→ **Objective**:
Comb through the entries for "Cryptographic" and pull out each line that holds it.

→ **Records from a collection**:
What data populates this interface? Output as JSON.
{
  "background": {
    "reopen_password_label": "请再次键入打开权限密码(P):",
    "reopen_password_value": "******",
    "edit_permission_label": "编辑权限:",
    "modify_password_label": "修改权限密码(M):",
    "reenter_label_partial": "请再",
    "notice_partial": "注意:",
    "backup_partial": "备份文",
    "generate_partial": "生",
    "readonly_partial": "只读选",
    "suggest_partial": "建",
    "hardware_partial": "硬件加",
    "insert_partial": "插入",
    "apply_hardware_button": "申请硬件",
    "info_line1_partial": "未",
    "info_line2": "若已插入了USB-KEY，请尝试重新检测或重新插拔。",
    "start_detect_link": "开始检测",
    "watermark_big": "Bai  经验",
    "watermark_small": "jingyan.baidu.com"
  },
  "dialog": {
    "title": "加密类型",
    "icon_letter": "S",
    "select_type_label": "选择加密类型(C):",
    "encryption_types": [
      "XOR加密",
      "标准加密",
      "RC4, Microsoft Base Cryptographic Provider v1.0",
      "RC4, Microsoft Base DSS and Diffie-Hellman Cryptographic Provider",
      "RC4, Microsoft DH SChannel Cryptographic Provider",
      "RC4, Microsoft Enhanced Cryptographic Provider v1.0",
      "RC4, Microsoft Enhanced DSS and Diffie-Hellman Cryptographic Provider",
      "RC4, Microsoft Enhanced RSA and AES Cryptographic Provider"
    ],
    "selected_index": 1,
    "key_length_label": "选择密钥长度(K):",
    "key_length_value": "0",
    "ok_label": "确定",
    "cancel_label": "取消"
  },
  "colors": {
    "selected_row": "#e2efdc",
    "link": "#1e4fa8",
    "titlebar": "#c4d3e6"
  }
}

--

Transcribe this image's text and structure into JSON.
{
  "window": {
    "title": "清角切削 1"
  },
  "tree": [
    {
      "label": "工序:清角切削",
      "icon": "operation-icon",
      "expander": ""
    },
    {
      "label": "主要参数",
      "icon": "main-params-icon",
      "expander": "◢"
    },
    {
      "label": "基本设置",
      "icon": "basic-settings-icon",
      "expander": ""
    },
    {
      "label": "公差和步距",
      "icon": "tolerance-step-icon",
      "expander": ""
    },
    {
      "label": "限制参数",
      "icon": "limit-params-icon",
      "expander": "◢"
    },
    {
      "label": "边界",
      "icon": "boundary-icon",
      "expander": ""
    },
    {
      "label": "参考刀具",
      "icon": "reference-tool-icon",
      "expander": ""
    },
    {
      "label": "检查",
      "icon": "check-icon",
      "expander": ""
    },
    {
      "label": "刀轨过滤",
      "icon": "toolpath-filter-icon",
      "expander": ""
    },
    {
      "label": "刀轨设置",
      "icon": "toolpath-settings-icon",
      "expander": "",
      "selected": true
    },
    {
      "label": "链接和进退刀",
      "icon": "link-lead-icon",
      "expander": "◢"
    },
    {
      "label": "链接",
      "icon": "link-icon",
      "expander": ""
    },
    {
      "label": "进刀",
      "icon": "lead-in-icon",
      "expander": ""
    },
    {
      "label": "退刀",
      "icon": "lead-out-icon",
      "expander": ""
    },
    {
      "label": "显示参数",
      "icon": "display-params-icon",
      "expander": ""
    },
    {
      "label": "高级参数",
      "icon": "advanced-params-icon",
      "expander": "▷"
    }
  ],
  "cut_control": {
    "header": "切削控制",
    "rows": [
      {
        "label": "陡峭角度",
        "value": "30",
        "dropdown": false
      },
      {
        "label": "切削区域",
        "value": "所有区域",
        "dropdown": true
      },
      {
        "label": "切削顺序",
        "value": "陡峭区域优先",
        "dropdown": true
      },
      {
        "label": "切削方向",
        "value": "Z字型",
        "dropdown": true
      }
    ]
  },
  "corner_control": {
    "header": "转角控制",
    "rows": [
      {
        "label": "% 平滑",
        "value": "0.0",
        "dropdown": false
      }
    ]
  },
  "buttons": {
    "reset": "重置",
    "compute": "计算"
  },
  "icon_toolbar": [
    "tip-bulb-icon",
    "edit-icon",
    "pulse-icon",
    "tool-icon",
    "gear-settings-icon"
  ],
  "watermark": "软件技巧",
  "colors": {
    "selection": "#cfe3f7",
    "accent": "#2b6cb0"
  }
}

---

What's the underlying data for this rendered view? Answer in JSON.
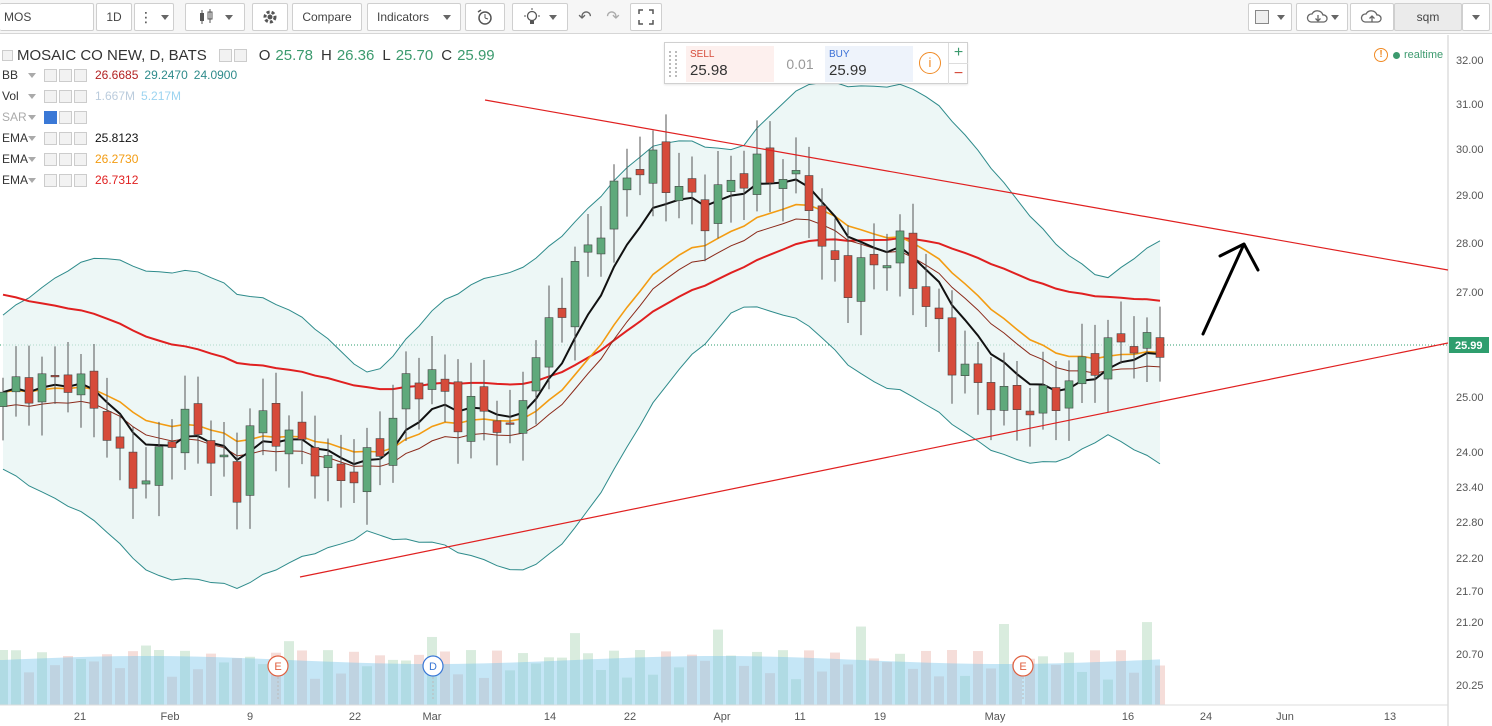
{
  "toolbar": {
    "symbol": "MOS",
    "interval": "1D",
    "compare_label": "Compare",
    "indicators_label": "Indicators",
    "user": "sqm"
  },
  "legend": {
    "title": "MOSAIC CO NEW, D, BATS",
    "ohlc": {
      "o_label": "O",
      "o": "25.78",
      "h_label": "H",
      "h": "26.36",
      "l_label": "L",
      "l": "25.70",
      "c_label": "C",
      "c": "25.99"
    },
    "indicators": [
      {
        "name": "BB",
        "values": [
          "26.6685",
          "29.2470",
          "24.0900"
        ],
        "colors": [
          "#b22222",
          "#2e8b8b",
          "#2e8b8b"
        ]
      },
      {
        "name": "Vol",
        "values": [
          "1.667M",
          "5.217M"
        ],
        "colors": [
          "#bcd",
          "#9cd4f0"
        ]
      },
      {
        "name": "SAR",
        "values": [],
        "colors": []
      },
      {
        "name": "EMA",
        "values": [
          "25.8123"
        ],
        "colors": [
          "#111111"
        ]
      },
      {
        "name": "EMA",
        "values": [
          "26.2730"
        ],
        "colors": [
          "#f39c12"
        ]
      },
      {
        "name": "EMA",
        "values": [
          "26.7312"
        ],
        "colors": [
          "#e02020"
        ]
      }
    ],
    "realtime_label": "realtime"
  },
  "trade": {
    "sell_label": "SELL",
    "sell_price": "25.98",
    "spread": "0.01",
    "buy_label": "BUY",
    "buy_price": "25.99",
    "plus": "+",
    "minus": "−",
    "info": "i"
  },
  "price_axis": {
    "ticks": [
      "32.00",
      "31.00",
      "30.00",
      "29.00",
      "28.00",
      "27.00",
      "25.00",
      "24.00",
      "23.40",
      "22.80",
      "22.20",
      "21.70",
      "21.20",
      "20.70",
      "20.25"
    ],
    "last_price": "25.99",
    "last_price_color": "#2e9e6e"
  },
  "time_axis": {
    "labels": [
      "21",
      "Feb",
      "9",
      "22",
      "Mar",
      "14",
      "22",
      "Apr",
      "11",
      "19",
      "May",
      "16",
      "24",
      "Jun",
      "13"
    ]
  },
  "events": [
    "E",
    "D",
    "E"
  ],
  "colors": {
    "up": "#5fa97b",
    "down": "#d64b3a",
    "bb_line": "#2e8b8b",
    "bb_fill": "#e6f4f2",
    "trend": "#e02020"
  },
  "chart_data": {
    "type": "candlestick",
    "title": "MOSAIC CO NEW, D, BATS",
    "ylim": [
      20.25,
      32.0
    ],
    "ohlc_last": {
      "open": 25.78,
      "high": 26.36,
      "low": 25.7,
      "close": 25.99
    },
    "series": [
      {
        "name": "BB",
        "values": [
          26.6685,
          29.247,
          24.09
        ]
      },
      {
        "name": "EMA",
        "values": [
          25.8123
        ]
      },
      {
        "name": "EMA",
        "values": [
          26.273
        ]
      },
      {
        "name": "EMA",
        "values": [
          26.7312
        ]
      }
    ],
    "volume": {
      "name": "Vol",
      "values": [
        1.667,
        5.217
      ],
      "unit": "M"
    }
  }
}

→ **Output of the task**:
      "RC4, Microsoft Base Cryptographic Provider v1.0",
      "RC4, Microsoft Base DSS and Diffie-Hellman Cryptographic Provider",
      "RC4, Microsoft DH SChannel Cryptographic Provider",
      "RC4, Microsoft Enhanced Cryptographic Provider v1.0",
      "RC4, Microsoft Enhanced DSS and Diffie-Hellman Cryptographic Provider",
      "RC4, Microsoft Enhanced RSA and AES Cryptographic Provider"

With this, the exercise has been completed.